Goal:
Please restate the following records word for word.

Material supplied:
********************

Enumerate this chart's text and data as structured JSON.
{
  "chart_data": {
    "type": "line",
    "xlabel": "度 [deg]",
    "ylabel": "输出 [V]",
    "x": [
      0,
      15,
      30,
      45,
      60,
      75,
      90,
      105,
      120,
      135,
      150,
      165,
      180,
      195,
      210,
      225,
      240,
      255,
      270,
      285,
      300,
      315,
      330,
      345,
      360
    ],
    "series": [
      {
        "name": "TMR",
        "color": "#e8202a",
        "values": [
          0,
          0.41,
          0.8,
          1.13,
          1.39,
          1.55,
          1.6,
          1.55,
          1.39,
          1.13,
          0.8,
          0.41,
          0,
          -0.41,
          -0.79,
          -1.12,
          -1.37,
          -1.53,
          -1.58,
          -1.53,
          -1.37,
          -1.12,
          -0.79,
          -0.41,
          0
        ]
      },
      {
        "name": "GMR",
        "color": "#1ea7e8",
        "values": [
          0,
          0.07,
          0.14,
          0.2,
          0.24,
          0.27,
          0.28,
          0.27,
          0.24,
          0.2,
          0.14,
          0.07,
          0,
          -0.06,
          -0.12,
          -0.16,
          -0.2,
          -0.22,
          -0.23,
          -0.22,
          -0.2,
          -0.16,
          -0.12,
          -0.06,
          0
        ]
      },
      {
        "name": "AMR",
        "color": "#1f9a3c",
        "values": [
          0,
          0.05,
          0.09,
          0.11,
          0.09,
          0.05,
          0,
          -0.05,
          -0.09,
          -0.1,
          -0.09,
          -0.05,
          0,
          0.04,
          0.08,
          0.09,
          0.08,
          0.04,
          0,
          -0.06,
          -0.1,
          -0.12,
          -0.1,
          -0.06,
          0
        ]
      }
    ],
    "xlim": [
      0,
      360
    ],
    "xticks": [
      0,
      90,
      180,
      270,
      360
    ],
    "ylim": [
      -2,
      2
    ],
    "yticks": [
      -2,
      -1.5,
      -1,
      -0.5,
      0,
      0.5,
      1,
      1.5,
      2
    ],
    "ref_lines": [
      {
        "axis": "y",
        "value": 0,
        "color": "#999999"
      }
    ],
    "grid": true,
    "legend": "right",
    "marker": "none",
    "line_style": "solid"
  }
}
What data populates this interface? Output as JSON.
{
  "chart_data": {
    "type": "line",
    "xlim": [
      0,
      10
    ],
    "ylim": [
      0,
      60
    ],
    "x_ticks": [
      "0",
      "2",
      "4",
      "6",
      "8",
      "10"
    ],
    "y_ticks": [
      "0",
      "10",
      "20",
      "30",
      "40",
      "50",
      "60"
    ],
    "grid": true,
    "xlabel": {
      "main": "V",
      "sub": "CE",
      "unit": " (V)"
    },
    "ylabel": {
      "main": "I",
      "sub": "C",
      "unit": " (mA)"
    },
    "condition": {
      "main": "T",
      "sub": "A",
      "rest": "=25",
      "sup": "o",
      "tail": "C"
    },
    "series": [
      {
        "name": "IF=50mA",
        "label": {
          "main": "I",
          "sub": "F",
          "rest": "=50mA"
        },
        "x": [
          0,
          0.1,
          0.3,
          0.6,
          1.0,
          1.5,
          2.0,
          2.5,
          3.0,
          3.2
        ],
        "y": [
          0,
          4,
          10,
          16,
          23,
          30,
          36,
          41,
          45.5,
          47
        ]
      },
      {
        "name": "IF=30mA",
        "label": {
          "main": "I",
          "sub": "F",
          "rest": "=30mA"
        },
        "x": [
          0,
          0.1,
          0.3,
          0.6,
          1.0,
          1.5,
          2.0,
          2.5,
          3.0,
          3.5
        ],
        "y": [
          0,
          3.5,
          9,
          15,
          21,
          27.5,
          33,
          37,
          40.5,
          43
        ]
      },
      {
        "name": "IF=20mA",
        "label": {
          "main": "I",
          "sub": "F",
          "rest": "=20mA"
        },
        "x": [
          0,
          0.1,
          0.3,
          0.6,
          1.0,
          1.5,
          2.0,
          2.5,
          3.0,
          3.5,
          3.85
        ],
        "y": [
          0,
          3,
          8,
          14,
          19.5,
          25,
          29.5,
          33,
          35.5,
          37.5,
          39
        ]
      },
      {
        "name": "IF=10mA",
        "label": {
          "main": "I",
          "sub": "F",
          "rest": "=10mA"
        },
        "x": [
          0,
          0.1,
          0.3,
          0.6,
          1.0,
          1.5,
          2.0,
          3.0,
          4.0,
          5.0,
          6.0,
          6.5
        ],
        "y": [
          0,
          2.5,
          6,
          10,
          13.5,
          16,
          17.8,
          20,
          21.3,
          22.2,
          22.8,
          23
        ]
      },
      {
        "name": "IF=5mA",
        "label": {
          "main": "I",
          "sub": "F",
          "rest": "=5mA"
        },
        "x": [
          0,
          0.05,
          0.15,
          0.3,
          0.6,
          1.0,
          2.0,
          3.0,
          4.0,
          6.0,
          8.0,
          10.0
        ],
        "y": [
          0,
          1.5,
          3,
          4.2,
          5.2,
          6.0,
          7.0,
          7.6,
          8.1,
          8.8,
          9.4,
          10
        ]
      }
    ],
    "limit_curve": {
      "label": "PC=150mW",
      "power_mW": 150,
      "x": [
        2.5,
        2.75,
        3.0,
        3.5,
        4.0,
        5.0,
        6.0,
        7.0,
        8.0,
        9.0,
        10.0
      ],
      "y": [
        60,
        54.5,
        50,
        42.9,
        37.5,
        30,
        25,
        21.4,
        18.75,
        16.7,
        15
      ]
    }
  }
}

********************

Written answer:
Enumerate this chart's text and data as structured JSON.
{
  "chart_data": {
    "type": "line",
    "xlabel": "度 [deg]",
    "ylabel": "输出 [V]",
    "x": [
      0,
      15,
      30,
      45,
      60,
      75,
      90,
      105,
      120,
      135,
      150,
      165,
      180,
      195,
      210,
      225,
      240,
      255,
      270,
      285,
      300,
      315,
      330,
      345,
      360
    ],
    "series": [
      {
        "name": "TMR",
        "color": "#e8202a",
        "values": [
          0,
          0.41,
          0.8,
          1.13,
          1.39,
          1.55,
          1.6,
          1.55,
          1.39,
          1.13,
          0.8,
          0.41,
          0,
          -0.41,
          -0.79,
          -1.12,
          -1.37,
          -1.53,
          -1.58,
          -1.53,
          -1.37,
          -1.12,
          -0.79,
          -0.41,
          0
        ]
      },
      {
        "name": "GMR",
        "color": "#1ea7e8",
        "values": [
          0,
          0.07,
          0.14,
          0.2,
          0.24,
          0.27,
          0.28,
          0.27,
          0.24,
          0.2,
          0.14,
          0.07,
          0,
          -0.06,
          -0.12,
          -0.16,
          -0.2,
          -0.22,
          -0.23,
          -0.22,
          -0.2,
          -0.16,
          -0.12,
          -0.06,
          0
        ]
      },
      {
        "name": "AMR",
        "color": "#1f9a3c",
        "values": [
          0,
          0.05,
          0.09,
          0.11,
          0.09,
          0.05,
          0,
          -0.05,
          -0.09,
          -0.1,
          -0.09,
          -0.05,
          0,
          0.04,
          0.08,
          0.09,
          0.08,
          0.04,
          0,
          -0.06,
          -0.1,
          -0.12,
          -0.1,
          -0.06,
          0
        ]
      }
    ],
    "xlim": [
      0,
      360
    ],
    "xticks": [
      0,
      90,
      180,
      270,
      360
    ],
    "ylim": [
      -2,
      2
    ],
    "yticks": [
      -2,
      -1.5,
      -1,
      -0.5,
      0,
      0.5,
      1,
      1.5,
      2
    ],
    "ref_lines": [
      {
        "axis": "y",
        "value": 0,
        "color": "#999999"
      }
    ],
    "grid": true,
    "legend": "right",
    "marker": "none",
    "line_style": "solid"
  }
}
What data populates this interface? Output as JSON.
{
  "chart_data": {
    "type": "line",
    "xlim": [
      0,
      10
    ],
    "ylim": [
      0,
      60
    ],
    "x_ticks": [
      "0",
      "2",
      "4",
      "6",
      "8",
      "10"
    ],
    "y_ticks": [
      "0",
      "10",
      "20",
      "30",
      "40",
      "50",
      "60"
    ],
    "grid": true,
    "xlabel": {
      "main": "V",
      "sub": "CE",
      "unit": " (V)"
    },
    "ylabel": {
      "main": "I",
      "sub": "C",
      "unit": " (mA)"
    },
    "condition": {
      "main": "T",
      "sub": "A",
      "rest": "=25",
      "sup": "o",
      "tail": "C"
    },
    "series": [
      {
        "name": "IF=50mA",
        "label": {
          "main": "I",
          "sub": "F",
          "rest": "=50mA"
        },
        "x": [
          0,
          0.1,
          0.3,
          0.6,
          1.0,
          1.5,
          2.0,
          2.5,
          3.0,
          3.2
        ],
        "y": [
          0,
          4,
          10,
          16,
          23,
          30,
          36,
          41,
          45.5,
          47
        ]
      },
      {
        "name": "IF=30mA",
        "label": {
          "main": "I",
          "sub": "F",
          "rest": "=30mA"
        },
        "x": [
          0,
          0.1,
          0.3,
          0.6,
          1.0,
          1.5,
          2.0,
          2.5,
          3.0,
          3.5
        ],
        "y": [
          0,
          3.5,
          9,
          15,
          21,
          27.5,
          33,
          37,
          40.5,
          43
        ]
      },
      {
        "name": "IF=20mA",
        "label": {
          "main": "I",
          "sub": "F",
          "rest": "=20mA"
        },
        "x": [
          0,
          0.1,
          0.3,
          0.6,
          1.0,
          1.5,
          2.0,
          2.5,
          3.0,
          3.5,
          3.85
        ],
        "y": [
          0,
          3,
          8,
          14,
          19.5,
          25,
          29.5,
          33,
          35.5,
          37.5,
          39
        ]
      },
      {
        "name": "IF=10mA",
        "label": {
          "main": "I",
          "sub": "F",
          "rest": "=10mA"
        },
        "x": [
          0,
          0.1,
          0.3,
          0.6,
          1.0,
          1.5,
          2.0,
          3.0,
          4.0,
          5.0,
          6.0,
          6.5
        ],
        "y": [
          0,
          2.5,
          6,
          10,
          13.5,
          16,
          17.8,
          20,
          21.3,
          22.2,
          22.8,
          23
        ]
      },
      {
        "name": "IF=5mA",
        "label": {
          "main": "I",
          "sub": "F",
          "rest": "=5mA"
        },
        "x": [
          0,
          0.05,
          0.15,
          0.3,
          0.6,
          1.0,
          2.0,
          3.0,
          4.0,
          6.0,
          8.0,
          10.0
        ],
        "y": [
          0,
          1.5,
          3,
          4.2,
          5.2,
          6.0,
          7.0,
          7.6,
          8.1,
          8.8,
          9.4,
          10
        ]
      }
    ],
    "limit_curve": {
      "label": "PC=150mW",
      "power_mW": 150,
      "x": [
        2.5,
        2.75,
        3.0,
        3.5,
        4.0,
        5.0,
        6.0,
        7.0,
        8.0,
        9.0,
        10.0
      ],
      "y": [
        60,
        54.5,
        50,
        42.9,
        37.5,
        30,
        25,
        21.4,
        18.75,
        16.7,
        15
      ]
    }
  }
}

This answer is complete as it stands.